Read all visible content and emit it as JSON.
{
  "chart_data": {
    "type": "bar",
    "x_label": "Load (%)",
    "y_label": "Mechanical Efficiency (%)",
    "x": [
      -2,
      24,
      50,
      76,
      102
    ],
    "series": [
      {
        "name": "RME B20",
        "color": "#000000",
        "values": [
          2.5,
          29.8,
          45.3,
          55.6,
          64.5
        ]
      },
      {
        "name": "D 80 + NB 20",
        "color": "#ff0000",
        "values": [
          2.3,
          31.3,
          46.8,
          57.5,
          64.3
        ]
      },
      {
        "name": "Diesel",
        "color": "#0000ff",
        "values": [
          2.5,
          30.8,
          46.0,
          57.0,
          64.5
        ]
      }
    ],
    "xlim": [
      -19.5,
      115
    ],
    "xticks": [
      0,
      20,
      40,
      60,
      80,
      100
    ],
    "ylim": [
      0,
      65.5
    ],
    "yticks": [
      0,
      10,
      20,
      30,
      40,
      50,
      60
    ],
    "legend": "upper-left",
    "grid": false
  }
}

* * * * * * *

EXERCISE:
Return all lines of the material above in which the word "name" occurs.

THE RESPONSE:
        "name": "RME B20",
        "name": "D 80 + NB 20",
        "name": "Diesel",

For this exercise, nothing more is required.